The exercise:
List each line of the data that holds the string "EXPRESSION".

-*-

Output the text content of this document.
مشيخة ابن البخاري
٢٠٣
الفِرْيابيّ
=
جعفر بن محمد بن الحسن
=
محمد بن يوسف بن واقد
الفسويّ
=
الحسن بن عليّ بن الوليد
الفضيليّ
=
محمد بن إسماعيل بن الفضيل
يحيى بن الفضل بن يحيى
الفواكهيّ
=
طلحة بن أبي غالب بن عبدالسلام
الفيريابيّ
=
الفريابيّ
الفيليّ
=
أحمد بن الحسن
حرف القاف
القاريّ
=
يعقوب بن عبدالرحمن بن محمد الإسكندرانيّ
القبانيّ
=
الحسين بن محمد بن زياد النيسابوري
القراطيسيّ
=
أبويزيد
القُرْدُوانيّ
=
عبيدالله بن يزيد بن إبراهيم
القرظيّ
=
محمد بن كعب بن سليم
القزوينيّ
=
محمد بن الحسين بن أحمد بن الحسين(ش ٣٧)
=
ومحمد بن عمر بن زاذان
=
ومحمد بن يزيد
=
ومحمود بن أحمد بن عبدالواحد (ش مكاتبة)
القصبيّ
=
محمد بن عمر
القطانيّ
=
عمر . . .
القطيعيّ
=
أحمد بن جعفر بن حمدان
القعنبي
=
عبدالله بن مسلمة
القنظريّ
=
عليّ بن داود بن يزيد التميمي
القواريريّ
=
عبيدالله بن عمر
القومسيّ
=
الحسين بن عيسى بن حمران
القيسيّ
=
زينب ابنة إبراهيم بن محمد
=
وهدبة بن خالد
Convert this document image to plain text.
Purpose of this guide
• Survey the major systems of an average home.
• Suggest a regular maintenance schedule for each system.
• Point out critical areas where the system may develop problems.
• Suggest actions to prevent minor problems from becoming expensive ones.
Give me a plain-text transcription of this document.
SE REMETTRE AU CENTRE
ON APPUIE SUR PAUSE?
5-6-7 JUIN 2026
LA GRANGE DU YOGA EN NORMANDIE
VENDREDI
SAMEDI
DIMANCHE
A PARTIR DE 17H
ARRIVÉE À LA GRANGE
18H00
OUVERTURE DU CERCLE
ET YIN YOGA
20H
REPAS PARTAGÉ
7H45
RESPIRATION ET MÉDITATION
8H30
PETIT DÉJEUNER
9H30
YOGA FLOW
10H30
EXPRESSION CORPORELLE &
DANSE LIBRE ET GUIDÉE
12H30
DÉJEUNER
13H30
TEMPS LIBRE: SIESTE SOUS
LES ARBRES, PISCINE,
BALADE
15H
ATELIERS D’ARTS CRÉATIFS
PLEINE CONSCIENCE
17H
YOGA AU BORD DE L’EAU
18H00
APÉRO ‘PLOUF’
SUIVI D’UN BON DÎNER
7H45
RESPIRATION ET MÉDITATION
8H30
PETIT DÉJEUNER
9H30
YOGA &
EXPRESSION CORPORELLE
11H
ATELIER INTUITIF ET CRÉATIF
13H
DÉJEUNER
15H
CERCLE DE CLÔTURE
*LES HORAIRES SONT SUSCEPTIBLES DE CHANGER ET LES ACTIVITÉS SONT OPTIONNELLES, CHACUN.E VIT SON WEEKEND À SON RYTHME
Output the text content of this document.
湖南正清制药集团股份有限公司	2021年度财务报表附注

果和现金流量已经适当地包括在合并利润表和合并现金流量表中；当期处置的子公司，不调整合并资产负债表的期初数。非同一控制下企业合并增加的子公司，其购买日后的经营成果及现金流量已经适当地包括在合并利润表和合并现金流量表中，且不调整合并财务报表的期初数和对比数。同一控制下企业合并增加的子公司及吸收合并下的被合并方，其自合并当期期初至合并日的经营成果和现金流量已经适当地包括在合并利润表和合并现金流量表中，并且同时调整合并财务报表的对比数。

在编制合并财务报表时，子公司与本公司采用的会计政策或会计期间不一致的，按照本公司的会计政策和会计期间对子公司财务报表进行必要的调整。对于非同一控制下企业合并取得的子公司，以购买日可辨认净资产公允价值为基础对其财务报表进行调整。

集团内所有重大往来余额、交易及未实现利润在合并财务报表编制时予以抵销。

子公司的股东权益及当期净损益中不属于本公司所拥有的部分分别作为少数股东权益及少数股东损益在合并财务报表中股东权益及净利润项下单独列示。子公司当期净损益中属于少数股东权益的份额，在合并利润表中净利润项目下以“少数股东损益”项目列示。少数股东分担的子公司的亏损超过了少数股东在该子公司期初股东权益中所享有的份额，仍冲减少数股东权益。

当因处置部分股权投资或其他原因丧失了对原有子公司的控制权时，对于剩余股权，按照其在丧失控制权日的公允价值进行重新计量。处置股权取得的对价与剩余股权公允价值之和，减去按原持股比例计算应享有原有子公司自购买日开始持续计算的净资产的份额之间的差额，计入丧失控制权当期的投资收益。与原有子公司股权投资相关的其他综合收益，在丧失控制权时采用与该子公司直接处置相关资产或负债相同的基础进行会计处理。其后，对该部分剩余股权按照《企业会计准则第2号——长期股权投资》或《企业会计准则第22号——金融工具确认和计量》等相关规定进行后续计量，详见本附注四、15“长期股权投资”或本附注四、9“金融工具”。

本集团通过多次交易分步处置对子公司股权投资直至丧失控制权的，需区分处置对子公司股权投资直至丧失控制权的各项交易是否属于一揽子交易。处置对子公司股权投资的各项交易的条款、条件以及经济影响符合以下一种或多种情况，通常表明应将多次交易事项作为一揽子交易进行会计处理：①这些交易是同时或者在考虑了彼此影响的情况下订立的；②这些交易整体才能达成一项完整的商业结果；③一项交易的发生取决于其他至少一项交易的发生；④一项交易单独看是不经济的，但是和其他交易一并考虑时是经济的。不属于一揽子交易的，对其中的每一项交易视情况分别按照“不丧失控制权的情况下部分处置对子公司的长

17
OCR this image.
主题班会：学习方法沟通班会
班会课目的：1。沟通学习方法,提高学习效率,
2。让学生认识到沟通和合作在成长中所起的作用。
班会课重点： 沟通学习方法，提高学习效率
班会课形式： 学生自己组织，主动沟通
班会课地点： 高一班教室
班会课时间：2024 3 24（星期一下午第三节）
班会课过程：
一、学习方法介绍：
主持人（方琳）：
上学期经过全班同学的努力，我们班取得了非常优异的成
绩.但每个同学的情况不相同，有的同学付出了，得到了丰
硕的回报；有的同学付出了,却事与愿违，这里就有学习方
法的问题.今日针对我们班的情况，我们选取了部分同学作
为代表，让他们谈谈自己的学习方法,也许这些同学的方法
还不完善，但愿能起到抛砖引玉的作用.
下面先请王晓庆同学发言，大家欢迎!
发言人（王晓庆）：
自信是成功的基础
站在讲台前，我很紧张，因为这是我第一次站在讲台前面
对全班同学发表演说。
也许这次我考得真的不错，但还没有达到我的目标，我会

-*-

Response below:
EXPRESSION CORPORELLE &
EXPRESSION CORPORELLE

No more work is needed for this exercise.